─── Given records

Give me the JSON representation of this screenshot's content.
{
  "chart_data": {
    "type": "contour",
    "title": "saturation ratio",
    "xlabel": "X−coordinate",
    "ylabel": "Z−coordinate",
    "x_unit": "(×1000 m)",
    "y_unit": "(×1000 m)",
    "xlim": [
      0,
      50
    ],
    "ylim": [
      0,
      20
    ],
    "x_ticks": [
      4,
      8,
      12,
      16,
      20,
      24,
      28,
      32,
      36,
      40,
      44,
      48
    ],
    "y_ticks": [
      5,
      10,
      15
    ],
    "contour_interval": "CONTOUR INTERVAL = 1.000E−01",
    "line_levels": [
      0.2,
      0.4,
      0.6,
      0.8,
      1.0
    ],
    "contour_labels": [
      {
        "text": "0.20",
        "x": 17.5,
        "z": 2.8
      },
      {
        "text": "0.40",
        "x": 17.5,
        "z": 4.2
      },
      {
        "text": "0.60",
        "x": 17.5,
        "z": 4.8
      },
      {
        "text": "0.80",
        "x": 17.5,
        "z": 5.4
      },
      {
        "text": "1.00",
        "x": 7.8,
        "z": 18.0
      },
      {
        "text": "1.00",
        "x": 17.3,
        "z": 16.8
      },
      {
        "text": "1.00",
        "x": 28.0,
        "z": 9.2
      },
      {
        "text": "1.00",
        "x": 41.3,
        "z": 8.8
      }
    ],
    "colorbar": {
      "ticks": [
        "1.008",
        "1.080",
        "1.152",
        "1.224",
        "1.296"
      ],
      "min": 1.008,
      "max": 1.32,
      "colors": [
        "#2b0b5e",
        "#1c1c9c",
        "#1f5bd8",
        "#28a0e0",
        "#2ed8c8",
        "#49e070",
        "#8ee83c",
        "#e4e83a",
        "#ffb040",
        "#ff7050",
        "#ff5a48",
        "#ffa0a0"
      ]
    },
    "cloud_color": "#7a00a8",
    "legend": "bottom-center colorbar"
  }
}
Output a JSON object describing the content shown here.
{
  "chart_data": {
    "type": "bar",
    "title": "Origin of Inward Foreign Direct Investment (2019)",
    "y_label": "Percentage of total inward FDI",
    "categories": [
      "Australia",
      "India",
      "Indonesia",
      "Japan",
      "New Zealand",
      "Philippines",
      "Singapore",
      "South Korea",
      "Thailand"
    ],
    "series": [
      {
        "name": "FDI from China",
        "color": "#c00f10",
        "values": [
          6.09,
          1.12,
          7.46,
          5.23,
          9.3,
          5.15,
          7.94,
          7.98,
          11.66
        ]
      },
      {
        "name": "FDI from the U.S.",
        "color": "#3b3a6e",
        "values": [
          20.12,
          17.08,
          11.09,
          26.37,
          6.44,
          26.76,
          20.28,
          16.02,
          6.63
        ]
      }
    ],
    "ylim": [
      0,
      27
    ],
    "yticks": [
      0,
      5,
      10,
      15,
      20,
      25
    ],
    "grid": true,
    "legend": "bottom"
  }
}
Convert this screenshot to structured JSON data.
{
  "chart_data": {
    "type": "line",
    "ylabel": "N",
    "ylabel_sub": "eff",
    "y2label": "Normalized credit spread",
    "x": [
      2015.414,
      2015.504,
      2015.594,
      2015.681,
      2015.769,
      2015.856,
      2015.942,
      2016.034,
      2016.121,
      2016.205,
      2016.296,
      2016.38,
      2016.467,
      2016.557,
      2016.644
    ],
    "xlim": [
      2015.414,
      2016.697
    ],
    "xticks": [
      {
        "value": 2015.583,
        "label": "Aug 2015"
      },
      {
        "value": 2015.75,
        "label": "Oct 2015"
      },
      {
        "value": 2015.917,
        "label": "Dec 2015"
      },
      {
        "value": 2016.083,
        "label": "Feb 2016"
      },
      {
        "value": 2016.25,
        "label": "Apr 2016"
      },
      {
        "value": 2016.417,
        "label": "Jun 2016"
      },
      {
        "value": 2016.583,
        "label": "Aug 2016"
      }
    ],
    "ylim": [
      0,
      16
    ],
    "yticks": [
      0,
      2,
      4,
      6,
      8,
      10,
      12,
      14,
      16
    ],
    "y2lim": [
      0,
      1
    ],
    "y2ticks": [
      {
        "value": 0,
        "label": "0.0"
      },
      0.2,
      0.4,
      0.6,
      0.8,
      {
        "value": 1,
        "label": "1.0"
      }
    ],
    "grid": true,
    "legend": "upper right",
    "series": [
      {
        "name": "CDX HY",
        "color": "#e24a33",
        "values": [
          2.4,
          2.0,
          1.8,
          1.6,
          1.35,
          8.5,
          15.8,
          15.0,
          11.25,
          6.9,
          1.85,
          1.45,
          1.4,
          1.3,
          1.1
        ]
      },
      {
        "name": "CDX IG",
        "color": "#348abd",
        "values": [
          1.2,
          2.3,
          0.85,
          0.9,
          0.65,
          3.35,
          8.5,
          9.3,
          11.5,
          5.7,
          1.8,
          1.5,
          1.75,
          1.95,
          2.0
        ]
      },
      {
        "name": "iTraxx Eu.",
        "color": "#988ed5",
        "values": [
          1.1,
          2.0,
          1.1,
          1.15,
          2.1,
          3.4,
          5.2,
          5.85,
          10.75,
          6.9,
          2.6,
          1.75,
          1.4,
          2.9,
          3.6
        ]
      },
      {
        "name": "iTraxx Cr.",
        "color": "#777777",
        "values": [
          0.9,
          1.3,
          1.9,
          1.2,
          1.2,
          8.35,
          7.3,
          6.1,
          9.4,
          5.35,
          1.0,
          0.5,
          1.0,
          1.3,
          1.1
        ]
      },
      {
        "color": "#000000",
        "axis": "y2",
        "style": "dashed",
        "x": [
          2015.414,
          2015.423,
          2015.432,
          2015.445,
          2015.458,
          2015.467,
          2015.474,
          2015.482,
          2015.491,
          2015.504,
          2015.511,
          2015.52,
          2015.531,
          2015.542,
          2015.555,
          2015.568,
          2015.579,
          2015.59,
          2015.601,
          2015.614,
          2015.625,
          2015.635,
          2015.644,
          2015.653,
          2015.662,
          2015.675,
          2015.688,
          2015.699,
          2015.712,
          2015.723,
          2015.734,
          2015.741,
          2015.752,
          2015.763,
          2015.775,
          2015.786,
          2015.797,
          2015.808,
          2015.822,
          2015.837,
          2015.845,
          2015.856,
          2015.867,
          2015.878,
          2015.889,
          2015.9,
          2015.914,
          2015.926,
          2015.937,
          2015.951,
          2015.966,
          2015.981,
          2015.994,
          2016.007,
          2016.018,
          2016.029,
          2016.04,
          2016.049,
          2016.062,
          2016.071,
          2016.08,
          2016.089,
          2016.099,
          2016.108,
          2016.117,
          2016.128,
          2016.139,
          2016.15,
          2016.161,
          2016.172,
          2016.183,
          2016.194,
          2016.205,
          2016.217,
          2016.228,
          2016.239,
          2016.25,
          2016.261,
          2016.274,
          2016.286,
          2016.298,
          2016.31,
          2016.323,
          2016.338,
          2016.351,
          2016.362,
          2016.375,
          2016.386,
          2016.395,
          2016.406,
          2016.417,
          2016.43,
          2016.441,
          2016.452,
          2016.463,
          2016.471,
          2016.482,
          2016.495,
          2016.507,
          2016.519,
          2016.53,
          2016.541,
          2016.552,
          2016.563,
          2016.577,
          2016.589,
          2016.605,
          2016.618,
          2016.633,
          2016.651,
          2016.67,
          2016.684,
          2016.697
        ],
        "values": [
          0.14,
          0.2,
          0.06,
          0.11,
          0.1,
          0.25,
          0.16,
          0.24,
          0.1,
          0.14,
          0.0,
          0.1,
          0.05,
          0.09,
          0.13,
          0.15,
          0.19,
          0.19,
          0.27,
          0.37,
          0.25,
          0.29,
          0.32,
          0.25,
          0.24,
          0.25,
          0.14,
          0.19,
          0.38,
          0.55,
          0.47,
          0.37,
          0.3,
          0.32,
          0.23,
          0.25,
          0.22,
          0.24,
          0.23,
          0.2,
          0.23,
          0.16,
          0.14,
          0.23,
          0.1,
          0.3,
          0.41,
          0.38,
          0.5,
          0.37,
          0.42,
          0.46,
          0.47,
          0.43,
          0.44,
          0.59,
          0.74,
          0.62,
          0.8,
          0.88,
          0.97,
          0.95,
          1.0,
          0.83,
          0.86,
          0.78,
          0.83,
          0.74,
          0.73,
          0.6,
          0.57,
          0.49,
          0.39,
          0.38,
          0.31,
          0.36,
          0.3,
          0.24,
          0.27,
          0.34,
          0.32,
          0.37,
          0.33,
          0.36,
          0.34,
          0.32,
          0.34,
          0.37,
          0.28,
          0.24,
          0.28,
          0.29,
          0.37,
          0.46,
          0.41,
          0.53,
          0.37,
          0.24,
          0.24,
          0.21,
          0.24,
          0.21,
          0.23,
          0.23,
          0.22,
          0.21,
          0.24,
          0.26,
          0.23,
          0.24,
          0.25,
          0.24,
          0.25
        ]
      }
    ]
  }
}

──────

Description of the task >>
Report how many lines in the data include the word "this", and give nothing but the count.

Problem solution >>
2